### CONSIGNE 1
Reproduisez à l'identique les lignes de la liste, de la ligne contenant « 424, 264, 434] » jusqu'à la ligne contenant « - survey-method: ・調査方法：インターネット調査: [242, 436, 378, 446] » incluse.

### EXTRAIT DU DOCUMENT
En matière de communication politique, les réseaux sociaux talonnent la télé

La « reconfiguration des médias » et son impact ont été abordés hier lors d'une conférence-débat organisée à l'USJ.

Jacques Gerstlé, à gauche, et Stéphane Bazan sur la tribune.

Le paysage médiatique s'est beaucoup modifié depuis le début des années 2000 : même si la télévision reste en tête dès qu'il s'agit de communication politique, les médias sociaux lui emboîtent le pas, suivant des statistiques récentes présentées par Jacques Gerstlé de l'Université Paris I, lors d'une conférence-débat hier à l'Institut des sciences politiques (ISP) de l'Université Saint-Joseph.
Une montée fulgurante qui invite à se poser de nombreuses questions concernant l'impact de ces nouveaux médias sur la scène médiatique et l'accès à l'information, dans les démocraties occidentales comme au Liban et dans les pays arabes, dans un contexte de « reconfiguration des médias », comme l'appelle l'expert.

Le second intervenant, Stéphane Bazan, professeur à l'USJ, s'est penché plus particulièrement sur le cas du Liban et de la région.
La télévision, même en perte de vitesse d'un point de vue du nombre de spectateurs, reste la grande référence en matière de communication politique, talonnée par des médias sociaux qui bénéficient d'une audience jeune, ce qui présage d'un avenir certain. Selon Jacques Gerstlé, les médias sociaux interviennent désormais activement dans la création et la transmission du contenu de la communication politique, ils ouvrent la voie à une participation et une interaction pour les citoyens, ainsi qu'une accessibilité aux différents sites et une visibilité. Parmi les principales transformations du paysage médiatique constatées suite à ces changements, une extension considérable de l'offre d'informations, une fragmentation de l'audience des télévisions après la multiplication du nombre de chaînes – locales, information en continu... –, une augmentation des cas d'« exposition sélective », autrement dit le choix presque exclusif de chaînes qui correspondent aux idées politiques du téléspectateur.

### DONNÉES D'ENTRÉE
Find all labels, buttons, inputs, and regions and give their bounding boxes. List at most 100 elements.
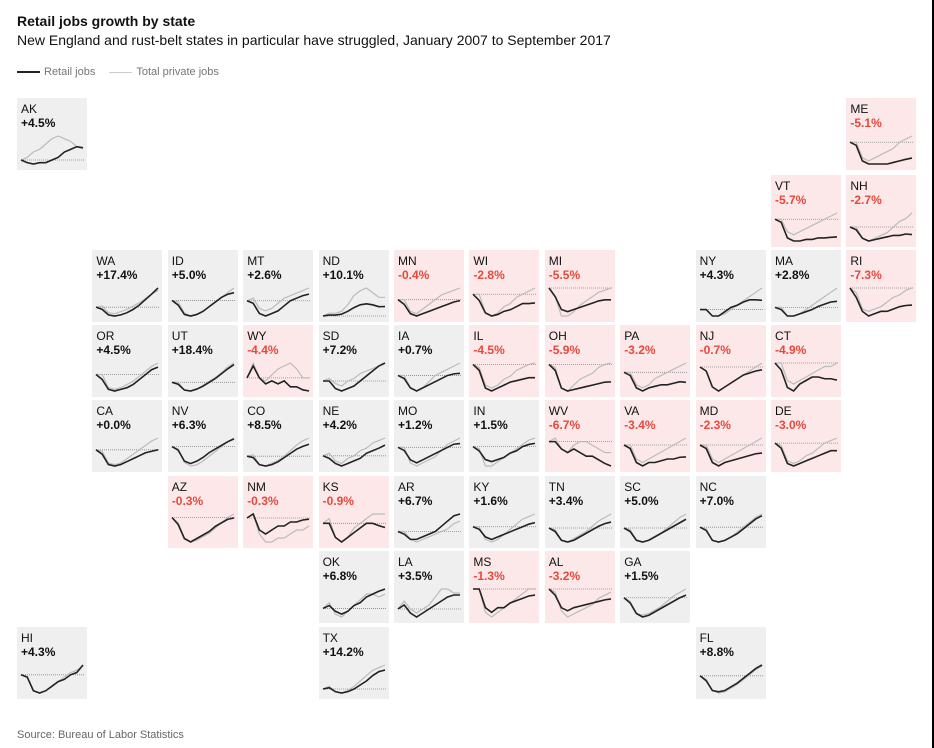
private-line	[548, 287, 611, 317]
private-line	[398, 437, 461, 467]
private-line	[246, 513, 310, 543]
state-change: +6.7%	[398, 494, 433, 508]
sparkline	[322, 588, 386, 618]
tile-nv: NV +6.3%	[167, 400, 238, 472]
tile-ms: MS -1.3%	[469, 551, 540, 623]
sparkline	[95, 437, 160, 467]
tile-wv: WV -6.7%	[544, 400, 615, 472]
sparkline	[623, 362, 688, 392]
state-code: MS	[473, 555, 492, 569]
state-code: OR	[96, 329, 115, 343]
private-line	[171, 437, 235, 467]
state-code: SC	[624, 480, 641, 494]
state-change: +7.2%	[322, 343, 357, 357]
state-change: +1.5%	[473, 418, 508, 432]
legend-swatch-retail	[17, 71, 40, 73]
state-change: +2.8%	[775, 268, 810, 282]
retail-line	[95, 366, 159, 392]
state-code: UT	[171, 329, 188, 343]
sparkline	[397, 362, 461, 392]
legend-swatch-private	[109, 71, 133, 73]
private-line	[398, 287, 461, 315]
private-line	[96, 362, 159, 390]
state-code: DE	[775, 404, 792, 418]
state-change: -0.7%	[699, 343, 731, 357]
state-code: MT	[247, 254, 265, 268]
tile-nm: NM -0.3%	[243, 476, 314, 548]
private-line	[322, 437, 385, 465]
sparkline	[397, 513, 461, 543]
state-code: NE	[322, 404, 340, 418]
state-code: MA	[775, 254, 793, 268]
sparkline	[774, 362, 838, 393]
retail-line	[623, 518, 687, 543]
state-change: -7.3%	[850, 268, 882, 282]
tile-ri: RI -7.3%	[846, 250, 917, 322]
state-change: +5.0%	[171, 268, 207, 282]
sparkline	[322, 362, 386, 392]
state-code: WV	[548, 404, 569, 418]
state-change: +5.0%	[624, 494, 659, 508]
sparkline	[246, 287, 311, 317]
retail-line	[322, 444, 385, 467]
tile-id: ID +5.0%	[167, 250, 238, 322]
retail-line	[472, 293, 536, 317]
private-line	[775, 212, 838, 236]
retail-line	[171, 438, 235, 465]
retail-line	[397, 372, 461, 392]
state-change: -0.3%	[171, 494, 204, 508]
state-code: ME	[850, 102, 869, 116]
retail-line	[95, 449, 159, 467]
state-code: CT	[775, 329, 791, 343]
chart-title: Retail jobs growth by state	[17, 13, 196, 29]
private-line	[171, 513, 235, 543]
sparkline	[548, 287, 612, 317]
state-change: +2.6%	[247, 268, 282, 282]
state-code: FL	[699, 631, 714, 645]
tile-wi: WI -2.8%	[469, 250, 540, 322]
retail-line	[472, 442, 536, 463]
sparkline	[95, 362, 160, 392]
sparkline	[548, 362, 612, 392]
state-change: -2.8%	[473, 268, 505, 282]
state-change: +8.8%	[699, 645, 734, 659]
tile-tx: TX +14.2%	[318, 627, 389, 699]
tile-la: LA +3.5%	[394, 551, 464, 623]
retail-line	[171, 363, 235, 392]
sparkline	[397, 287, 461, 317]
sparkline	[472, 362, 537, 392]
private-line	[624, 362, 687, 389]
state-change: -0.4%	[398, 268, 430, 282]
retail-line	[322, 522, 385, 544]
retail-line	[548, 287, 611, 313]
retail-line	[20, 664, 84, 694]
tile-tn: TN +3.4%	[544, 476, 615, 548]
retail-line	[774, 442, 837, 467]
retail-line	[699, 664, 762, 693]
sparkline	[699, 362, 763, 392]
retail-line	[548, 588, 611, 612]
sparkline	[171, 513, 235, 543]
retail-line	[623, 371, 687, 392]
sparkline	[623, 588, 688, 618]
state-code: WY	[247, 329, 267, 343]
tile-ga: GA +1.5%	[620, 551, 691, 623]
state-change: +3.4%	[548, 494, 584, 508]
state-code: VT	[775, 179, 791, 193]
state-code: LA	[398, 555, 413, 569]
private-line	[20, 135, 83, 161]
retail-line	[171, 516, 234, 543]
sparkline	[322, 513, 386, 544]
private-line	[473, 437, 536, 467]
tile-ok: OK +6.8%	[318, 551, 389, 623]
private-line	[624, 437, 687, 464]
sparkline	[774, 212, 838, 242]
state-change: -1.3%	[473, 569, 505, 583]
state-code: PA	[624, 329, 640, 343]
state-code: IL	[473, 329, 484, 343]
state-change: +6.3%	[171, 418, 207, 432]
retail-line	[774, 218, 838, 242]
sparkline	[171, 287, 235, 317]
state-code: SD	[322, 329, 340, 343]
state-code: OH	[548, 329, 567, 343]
--
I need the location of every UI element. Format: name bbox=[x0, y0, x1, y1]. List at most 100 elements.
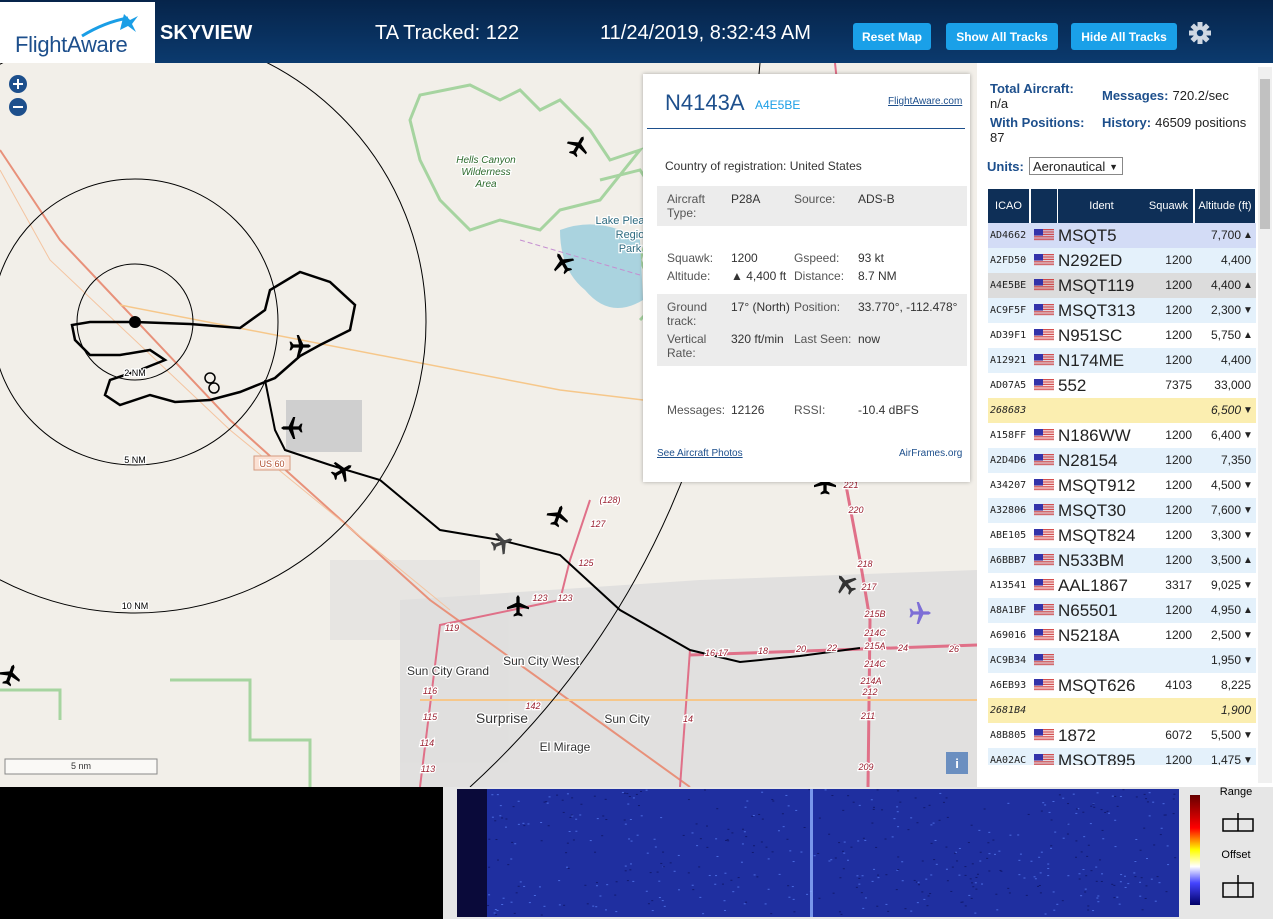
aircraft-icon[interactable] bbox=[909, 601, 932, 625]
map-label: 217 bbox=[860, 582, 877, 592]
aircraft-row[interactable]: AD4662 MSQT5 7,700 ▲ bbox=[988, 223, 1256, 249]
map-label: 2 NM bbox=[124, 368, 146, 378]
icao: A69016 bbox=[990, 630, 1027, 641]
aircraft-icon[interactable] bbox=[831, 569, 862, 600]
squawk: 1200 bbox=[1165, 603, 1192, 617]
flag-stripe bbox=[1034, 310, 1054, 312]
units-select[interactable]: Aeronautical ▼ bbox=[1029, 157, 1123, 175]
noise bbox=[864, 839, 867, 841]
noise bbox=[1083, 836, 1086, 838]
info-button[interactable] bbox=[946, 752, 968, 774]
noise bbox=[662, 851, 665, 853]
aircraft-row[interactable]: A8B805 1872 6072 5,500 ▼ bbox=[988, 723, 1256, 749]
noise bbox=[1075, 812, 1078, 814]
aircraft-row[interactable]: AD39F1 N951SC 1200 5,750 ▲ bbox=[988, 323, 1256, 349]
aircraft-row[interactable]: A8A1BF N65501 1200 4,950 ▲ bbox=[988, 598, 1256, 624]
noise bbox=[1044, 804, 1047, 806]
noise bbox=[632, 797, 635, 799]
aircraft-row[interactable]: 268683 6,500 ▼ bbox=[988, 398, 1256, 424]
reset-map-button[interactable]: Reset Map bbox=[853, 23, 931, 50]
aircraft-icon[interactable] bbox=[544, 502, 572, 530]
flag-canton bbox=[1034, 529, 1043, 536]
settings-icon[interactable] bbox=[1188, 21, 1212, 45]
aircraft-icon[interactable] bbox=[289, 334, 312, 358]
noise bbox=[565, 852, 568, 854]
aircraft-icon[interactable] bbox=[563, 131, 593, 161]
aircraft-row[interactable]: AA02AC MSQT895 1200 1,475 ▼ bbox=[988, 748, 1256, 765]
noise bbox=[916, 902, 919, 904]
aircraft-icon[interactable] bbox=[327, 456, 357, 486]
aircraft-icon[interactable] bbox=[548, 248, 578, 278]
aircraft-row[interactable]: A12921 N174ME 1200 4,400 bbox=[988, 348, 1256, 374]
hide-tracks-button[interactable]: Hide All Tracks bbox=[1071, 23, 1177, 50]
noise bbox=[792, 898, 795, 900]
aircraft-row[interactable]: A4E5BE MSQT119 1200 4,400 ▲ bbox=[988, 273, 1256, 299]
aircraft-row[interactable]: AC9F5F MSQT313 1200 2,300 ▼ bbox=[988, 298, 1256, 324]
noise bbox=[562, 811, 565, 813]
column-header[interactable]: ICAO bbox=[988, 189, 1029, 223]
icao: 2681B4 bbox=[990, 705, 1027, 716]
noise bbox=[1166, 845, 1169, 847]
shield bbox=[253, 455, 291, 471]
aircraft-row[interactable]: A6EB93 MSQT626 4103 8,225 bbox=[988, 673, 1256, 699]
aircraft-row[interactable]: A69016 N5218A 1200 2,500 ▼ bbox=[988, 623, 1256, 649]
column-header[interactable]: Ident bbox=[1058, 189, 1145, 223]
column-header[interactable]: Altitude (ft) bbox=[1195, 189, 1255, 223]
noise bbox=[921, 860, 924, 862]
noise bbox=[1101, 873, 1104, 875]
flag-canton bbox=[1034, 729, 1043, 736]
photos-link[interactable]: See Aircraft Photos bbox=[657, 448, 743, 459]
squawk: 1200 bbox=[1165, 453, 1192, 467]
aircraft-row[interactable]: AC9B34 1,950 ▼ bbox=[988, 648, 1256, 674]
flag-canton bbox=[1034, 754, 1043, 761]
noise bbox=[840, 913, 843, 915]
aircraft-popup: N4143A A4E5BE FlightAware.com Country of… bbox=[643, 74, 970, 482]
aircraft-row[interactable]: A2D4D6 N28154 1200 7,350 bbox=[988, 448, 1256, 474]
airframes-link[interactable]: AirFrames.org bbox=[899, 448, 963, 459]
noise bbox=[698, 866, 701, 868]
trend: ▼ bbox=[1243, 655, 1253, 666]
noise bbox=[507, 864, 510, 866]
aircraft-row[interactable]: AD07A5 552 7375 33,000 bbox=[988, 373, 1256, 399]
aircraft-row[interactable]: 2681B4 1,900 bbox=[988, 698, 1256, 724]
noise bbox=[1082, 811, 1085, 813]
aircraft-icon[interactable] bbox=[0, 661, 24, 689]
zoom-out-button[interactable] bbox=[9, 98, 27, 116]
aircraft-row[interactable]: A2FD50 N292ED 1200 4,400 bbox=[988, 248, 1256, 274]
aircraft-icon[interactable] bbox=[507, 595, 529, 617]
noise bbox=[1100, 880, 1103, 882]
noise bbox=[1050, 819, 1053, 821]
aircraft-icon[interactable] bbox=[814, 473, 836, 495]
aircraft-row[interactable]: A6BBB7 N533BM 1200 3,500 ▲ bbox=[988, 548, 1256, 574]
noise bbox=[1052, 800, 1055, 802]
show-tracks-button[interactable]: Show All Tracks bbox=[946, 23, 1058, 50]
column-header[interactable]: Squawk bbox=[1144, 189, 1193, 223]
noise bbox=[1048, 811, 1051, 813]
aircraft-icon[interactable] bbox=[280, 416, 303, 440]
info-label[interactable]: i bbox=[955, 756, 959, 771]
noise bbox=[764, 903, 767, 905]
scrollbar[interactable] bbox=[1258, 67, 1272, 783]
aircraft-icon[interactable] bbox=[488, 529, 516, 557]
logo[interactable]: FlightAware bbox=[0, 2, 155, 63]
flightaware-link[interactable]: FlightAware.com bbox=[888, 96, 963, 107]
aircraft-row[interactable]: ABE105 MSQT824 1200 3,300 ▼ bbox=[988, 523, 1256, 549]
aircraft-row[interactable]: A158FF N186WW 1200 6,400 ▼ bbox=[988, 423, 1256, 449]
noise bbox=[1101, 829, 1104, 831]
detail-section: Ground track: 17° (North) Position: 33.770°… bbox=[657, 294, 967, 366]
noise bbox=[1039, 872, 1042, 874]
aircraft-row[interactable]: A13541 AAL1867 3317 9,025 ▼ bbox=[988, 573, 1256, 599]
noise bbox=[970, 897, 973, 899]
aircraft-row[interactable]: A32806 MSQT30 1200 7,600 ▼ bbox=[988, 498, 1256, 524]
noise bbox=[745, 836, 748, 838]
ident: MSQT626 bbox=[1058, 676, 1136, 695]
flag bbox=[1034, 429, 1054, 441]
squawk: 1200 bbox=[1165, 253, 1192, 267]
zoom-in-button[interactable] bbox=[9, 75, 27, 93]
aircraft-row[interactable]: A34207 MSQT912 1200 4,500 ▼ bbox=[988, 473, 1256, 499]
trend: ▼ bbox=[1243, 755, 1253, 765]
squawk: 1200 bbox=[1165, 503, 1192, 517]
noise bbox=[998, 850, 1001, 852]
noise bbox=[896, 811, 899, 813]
---
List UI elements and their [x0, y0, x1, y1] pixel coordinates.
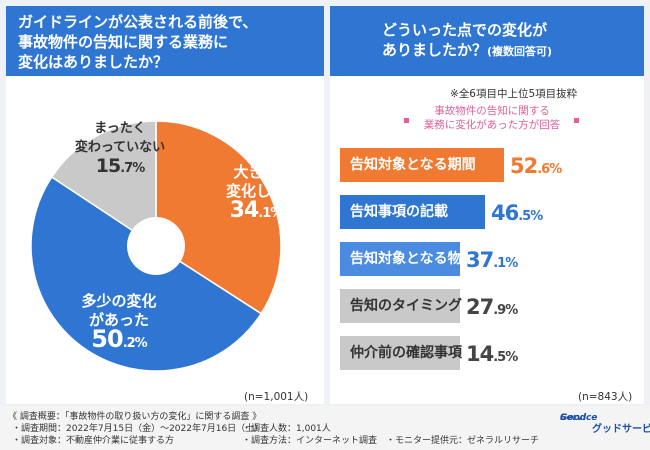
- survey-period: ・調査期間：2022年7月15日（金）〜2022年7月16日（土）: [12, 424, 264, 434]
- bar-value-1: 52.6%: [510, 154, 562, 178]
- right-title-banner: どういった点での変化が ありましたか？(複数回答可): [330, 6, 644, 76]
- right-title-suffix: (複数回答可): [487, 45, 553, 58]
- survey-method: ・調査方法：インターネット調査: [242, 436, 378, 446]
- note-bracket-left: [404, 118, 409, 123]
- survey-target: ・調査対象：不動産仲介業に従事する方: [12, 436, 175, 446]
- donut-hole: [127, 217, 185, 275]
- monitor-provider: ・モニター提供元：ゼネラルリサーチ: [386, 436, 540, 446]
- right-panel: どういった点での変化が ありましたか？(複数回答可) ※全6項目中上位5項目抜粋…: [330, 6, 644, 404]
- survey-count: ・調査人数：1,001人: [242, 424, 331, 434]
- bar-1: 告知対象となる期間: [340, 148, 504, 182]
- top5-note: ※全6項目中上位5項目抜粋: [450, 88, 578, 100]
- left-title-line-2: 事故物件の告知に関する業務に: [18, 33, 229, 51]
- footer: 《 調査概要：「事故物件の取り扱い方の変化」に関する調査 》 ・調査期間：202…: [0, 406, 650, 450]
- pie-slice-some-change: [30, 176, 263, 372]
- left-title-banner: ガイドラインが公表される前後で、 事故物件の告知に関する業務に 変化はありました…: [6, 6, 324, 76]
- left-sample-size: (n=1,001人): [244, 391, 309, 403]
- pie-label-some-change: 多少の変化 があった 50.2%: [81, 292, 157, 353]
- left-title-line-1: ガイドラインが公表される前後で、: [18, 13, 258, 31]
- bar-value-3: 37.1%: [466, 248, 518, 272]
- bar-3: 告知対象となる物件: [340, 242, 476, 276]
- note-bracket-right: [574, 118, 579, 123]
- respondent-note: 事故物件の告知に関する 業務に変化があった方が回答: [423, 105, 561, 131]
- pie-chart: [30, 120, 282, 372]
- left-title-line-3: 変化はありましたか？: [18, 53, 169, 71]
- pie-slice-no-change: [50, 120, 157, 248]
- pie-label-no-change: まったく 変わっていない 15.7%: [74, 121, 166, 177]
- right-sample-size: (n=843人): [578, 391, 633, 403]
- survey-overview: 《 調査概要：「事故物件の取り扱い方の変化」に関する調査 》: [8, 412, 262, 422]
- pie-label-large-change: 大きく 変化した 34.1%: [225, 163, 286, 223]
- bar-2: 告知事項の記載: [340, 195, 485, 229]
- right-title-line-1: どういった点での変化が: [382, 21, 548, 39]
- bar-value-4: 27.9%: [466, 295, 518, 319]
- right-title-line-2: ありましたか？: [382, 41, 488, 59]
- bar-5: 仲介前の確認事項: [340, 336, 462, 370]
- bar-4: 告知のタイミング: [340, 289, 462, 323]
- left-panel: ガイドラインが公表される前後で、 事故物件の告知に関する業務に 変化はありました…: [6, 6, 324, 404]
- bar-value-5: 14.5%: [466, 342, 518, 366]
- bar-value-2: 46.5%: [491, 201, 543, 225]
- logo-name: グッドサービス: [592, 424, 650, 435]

### CONSIGNE 2
Recopiez fidèlement le passage de l'article sur les médias et la communication politique, de « En matière de communication politique, les » jusqu'à « sur la tribune. » inclus.

### RÉSULTAT FINAL 1
- survey-period: ・調査期間：2022年7月15日（金）〜2022年7月16日（土）: [12, 424, 264, 434]
- bar-value-1: 52.6%: [510, 154, 562, 178]
- right-title-banner: どういった点での変化が ありましたか？(複数回答可): [330, 6, 644, 76]
- right-title-suffix: (複数回答可): [487, 45, 553, 58]
- survey-method: ・調査方法：インターネット調査: [242, 436, 378, 446]

### RÉSULTAT FINAL 2
En matière de communication politique, les réseaux sociaux talonnent la télé

La « reconfiguration des médias » et son impact ont été abordés hier lors d'une conférence-débat organisée à l'USJ.

Jacques Gerstlé, à gauche, et Stéphane Bazan sur la tribune.